Collection entries:
————

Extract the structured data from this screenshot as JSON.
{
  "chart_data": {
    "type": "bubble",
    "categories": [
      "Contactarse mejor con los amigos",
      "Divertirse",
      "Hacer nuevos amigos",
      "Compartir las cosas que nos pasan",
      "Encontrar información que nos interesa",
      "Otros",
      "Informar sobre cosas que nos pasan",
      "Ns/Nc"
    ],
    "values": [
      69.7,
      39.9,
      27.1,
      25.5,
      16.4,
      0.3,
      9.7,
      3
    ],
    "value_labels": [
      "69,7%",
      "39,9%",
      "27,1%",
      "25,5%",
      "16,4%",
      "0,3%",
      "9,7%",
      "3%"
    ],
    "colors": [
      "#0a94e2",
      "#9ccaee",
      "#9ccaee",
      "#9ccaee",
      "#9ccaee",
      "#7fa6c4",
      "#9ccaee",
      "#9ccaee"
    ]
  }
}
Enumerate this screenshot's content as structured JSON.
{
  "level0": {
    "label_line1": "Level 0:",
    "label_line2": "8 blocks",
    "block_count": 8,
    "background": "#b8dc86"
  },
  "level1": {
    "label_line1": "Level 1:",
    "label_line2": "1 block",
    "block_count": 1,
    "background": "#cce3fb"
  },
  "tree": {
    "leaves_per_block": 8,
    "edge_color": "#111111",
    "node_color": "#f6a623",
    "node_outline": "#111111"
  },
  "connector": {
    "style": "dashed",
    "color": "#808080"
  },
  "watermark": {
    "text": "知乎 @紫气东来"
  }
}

————

PROBLEM — Repeat the material in full, exactly as it stands.

SOLUTION TO THE PROBLEM —
Extract the structured data from this screenshot as JSON.
{
  "chart_data": {
    "type": "bubble",
    "categories": [
      "Contactarse mejor con los amigos",
      "Divertirse",
      "Hacer nuevos amigos",
      "Compartir las cosas que nos pasan",
      "Encontrar información que nos interesa",
      "Otros",
      "Informar sobre cosas que nos pasan",
      "Ns/Nc"
    ],
    "values": [
      69.7,
      39.9,
      27.1,
      25.5,
      16.4,
      0.3,
      9.7,
      3
    ],
    "value_labels": [
      "69,7%",
      "39,9%",
      "27,1%",
      "25,5%",
      "16,4%",
      "0,3%",
      "9,7%",
      "3%"
    ],
    "colors": [
      "#0a94e2",
      "#9ccaee",
      "#9ccaee",
      "#9ccaee",
      "#9ccaee",
      "#7fa6c4",
      "#9ccaee",
      "#9ccaee"
    ]
  }
}
Enumerate this screenshot's content as structured JSON.
{
  "level0": {
    "label_line1": "Level 0:",
    "label_line2": "8 blocks",
    "block_count": 8,
    "background": "#b8dc86"
  },
  "level1": {
    "label_line1": "Level 1:",
    "label_line2": "1 block",
    "block_count": 1,
    "background": "#cce3fb"
  },
  "tree": {
    "leaves_per_block": 8,
    "edge_color": "#111111",
    "node_color": "#f6a623",
    "node_outline": "#111111"
  },
  "connector": {
    "style": "dashed",
    "color": "#808080"
  },
  "watermark": {
    "text": "知乎 @紫气东来"
  }
}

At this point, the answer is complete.